**Stated exercise:** Report the number of lines in these entries that contain "been". Write only the number.

Stored data
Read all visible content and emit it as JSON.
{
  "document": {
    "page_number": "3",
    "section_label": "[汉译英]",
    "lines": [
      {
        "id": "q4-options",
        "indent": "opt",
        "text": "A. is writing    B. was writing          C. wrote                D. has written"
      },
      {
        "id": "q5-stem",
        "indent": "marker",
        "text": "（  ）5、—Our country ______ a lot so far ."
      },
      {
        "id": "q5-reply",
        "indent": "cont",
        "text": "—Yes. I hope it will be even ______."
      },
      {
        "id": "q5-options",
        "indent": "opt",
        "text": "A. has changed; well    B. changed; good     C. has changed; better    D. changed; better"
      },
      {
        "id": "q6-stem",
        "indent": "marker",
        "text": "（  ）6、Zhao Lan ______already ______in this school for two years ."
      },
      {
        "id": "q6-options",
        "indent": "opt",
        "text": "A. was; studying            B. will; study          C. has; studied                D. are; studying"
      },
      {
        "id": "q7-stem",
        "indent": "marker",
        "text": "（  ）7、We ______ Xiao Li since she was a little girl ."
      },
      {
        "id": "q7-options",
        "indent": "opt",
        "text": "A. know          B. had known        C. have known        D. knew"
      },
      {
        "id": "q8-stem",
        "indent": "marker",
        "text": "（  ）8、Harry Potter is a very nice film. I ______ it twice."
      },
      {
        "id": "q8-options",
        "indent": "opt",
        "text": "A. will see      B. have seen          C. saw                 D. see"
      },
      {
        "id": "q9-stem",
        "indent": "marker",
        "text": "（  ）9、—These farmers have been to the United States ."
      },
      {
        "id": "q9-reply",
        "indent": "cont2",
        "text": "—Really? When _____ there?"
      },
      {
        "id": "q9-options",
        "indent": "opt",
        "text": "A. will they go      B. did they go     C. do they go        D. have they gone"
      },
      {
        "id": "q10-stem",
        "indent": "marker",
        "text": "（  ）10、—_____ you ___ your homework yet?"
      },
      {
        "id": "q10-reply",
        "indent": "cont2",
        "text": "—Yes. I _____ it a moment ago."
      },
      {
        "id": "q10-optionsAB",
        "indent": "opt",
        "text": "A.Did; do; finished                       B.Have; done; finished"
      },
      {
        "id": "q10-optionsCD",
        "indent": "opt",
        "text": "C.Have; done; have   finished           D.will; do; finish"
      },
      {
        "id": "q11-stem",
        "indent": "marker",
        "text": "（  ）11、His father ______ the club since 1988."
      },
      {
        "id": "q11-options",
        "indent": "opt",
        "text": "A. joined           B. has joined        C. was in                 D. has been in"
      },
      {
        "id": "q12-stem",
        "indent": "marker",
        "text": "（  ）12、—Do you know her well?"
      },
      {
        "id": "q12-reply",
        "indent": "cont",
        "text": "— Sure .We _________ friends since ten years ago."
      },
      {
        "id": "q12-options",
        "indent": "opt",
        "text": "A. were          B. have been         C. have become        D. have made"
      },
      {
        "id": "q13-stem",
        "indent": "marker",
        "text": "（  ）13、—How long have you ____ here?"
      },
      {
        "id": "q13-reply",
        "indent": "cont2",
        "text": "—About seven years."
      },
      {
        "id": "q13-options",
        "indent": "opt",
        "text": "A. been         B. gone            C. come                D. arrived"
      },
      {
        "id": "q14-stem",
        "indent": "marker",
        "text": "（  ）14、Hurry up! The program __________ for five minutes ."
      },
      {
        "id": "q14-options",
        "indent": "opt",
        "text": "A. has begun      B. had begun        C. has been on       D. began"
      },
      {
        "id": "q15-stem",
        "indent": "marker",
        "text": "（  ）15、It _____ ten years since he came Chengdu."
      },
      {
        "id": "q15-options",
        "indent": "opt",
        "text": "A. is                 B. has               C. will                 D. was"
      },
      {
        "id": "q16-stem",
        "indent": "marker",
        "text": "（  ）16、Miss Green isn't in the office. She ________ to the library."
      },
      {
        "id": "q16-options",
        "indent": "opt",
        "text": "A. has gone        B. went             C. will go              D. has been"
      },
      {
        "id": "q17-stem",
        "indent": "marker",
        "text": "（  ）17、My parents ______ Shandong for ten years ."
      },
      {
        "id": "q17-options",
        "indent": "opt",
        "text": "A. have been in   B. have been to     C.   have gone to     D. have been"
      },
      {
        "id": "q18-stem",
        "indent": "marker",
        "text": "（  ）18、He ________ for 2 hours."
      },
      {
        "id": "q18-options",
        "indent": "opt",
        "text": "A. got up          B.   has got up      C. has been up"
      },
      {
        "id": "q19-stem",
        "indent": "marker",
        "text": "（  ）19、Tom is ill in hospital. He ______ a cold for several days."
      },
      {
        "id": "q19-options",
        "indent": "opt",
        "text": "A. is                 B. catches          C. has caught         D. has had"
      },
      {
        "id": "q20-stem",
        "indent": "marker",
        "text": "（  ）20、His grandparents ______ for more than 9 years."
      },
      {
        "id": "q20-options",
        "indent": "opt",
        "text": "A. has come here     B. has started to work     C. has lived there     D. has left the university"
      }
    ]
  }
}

**Reply:** 8